» **TASK TO COMPLETE**:
Listed below are entries; give the number of lines among them that include "ALLOW", and only that number.

» **RECORDS SHOWN**:
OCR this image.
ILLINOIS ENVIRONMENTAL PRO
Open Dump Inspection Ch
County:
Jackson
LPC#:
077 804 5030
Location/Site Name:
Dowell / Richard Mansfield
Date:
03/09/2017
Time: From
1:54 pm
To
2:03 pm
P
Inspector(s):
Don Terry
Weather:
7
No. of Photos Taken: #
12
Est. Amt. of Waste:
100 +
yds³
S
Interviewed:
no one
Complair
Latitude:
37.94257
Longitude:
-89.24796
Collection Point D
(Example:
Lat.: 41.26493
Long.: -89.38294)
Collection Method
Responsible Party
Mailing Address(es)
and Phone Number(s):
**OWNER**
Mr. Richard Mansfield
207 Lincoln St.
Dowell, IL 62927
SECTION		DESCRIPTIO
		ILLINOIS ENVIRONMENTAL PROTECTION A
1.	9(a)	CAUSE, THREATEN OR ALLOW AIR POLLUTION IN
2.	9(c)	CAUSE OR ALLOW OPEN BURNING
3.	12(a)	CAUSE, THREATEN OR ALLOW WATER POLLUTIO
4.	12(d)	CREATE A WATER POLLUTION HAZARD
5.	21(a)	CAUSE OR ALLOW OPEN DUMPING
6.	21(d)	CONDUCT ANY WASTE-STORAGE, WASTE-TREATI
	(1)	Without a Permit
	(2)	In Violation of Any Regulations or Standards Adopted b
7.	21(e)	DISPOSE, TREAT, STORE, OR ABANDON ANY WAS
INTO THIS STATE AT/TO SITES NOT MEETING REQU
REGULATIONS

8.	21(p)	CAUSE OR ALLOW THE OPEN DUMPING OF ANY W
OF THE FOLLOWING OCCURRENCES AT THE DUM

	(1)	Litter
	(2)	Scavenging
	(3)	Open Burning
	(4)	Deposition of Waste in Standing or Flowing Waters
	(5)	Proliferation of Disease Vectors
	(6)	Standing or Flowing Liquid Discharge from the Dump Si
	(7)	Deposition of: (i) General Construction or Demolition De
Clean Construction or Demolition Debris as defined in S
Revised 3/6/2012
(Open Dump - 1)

» **ANSWER TO THE PROBLEM**:
5